* AIM OF THE EXERCISE
Below is a listing; reproduce each line of it exactly.

* DATA RECORDS
=-=-=-=-=

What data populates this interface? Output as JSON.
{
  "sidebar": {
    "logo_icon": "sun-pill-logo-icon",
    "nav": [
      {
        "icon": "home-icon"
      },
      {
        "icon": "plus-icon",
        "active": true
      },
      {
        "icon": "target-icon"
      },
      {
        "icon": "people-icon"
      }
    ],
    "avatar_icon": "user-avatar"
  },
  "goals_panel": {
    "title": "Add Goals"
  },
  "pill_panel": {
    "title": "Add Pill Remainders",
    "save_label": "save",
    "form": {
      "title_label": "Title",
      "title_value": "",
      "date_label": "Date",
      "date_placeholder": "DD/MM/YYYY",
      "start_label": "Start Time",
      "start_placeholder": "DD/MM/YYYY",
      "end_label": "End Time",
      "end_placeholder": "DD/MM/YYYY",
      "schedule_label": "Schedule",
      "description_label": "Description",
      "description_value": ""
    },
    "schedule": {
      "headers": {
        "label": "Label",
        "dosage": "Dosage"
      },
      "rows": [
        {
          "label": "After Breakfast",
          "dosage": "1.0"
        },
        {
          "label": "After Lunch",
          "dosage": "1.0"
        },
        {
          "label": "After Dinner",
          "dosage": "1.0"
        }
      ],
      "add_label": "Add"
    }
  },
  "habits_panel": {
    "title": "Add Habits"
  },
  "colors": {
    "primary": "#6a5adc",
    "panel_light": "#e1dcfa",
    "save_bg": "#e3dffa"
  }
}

=-=-=-=-=

* FINAL ANSWER
What data populates this interface? Output as JSON.
{
  "sidebar": {
    "logo_icon": "sun-pill-logo-icon",
    "nav": [
      {
        "icon": "home-icon"
      },
      {
        "icon": "plus-icon",
        "active": true
      },
      {
        "icon": "target-icon"
      },
      {
        "icon": "people-icon"
      }
    ],
    "avatar_icon": "user-avatar"
  },
  "goals_panel": {
    "title": "Add Goals"
  },
  "pill_panel": {
    "title": "Add Pill Remainders",
    "save_label": "save",
    "form": {
      "title_label": "Title",
      "title_value": "",
      "date_label": "Date",
      "date_placeholder": "DD/MM/YYYY",
      "start_label": "Start Time",
      "start_placeholder": "DD/MM/YYYY",
      "end_label": "End Time",
      "end_placeholder": "DD/MM/YYYY",
      "schedule_label": "Schedule",
      "description_label": "Description",
      "description_value": ""
    },
    "schedule": {
      "headers": {
        "label": "Label",
        "dosage": "Dosage"
      },
      "rows": [
        {
          "label": "After Breakfast",
          "dosage": "1.0"
        },
        {
          "label": "After Lunch",
          "dosage": "1.0"
        },
        {
          "label": "After Dinner",
          "dosage": "1.0"
        }
      ],
      "add_label": "Add"
    }
  },
  "habits_panel": {
    "title": "Add Habits"
  },
  "colors": {
    "primary": "#6a5adc",
    "panel_light": "#e1dcfa",
    "save_bg": "#e3dffa"
  }
}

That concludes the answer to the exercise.